REQUIREMENT 1 => Find every line in the rows below that contains the string "score" and copy each of those lines.
-- START TEXT PROVIDED --
Risk identification is the process of identifying and listing all the potential risks that could either negatively or positively affect the project.

Note

In Sciforma, we essentially focus on the negative risks.

What is a Risk?

A risk is an uncertain event or set of events which, should it/they occur, will have an effect on the achievement of objectives.

Risks can arise due to the influence of both internal risks (risks arising from the events taking place within the organization) and external risks (risks arising from the events taking place outside the organization).

  • Internal Risks result from such factors (endogenous variables, which can be influenced) as:

    • Human factors (talent management, strikes)

    • Technological factors (emerging technologies)

    • Physical factors (failure of machines, fire, or theft)

    • Operational factors (access to credit, cost cutting, advertising)

  • External Risks arise from such factors (exogenous variables, which cannot be controlled) as:

    • Economic factors (market risks, pricing pressure)
-- END TEXT PROVIDED --
-- START DATASET EXTRACT --
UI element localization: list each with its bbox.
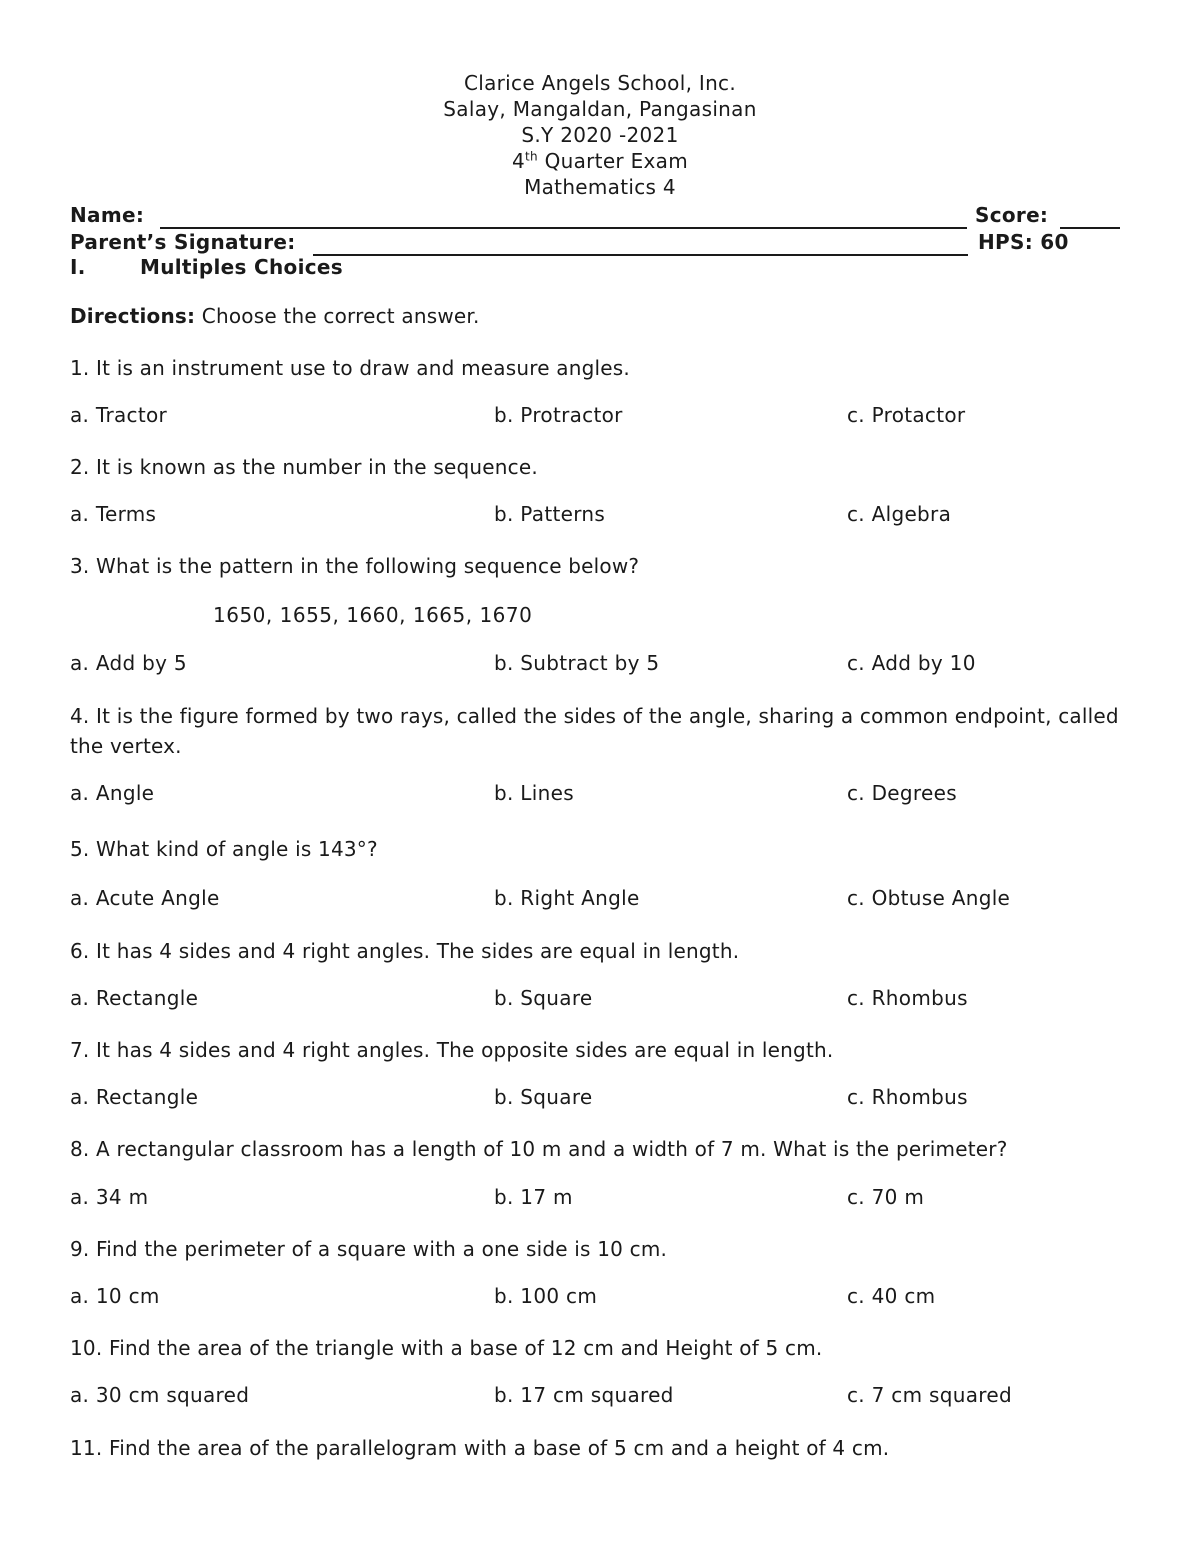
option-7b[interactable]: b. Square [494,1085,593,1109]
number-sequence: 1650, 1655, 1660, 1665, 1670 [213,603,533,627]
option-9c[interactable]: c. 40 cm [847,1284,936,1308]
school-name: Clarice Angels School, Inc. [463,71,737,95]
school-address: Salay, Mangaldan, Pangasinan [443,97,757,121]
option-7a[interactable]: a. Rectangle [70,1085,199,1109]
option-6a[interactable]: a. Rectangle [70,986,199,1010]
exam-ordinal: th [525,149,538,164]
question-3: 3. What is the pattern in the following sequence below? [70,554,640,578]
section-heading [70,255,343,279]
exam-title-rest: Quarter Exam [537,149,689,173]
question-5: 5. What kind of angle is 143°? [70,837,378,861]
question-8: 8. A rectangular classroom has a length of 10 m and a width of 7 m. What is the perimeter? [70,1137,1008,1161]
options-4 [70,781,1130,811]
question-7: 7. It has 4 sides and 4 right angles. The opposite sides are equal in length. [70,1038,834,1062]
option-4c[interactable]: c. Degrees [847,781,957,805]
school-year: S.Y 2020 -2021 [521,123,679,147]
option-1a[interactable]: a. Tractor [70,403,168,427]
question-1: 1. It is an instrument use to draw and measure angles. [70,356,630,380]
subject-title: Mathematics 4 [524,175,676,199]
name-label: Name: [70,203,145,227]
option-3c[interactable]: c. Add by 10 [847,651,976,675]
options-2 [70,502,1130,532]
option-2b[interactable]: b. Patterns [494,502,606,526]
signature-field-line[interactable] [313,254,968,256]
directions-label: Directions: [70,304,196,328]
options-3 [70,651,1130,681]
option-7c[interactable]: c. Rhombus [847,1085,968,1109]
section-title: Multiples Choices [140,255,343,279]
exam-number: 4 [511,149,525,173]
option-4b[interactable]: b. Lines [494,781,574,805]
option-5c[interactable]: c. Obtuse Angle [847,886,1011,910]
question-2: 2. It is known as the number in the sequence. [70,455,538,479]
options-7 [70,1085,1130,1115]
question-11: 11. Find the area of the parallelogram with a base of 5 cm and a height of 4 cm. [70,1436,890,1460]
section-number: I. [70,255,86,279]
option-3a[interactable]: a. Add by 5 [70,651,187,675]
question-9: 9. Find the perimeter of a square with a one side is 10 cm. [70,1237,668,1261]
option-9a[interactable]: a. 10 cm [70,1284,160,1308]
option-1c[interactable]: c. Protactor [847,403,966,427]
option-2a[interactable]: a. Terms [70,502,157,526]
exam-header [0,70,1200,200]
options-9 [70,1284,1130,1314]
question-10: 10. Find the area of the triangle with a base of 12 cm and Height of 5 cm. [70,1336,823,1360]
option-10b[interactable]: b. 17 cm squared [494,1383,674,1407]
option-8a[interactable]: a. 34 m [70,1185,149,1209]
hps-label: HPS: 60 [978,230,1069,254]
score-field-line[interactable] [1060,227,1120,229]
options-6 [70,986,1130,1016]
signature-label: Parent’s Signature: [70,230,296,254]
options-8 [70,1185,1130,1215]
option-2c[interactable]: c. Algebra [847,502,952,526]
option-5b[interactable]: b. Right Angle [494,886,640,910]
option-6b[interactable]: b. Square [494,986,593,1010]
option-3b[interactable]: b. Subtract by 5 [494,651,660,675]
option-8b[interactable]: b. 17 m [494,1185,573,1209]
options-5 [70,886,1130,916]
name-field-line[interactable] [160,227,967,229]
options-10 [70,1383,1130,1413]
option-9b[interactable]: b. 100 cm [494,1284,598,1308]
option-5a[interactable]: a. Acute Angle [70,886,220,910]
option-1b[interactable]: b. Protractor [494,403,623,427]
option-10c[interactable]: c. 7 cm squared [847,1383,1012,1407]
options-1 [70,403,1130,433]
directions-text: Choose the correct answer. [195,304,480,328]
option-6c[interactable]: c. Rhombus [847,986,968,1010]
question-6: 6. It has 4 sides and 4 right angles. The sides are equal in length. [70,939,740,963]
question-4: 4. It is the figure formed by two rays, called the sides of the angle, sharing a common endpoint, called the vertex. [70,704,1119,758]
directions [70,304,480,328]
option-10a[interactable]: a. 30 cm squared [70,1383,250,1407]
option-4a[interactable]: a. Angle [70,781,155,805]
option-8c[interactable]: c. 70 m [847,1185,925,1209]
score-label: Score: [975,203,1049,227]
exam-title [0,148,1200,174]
-- END DATASET EXTRACT --
REQUIREMENT 2 => Decide whether each of the following statements agrees with the text on risk identification above, answering yes or no and quoting the words of the text that decide it: (a) In Sciforma, the focus is essentially on negative risks. (b) External risks arise from endogenous variables that can be influenced. (c) Theft is listed among the physical factors behind internal risks.

EXERCISE OUTPUT 1 =>
score-field-line[interactable] [1060,227,1120,229]
score-label: Score: [975,203,1049,227]

EXERCISE OUTPUT 2 =>
(a) Yes: "In Sciforma, we essentially focus on the negative risks."
(b) No: "External Risks arise from such factors (exogenous variables, which cannot be controlled) as:"
(c) Yes: "Physical factors (failure of machines, fire, or theft)"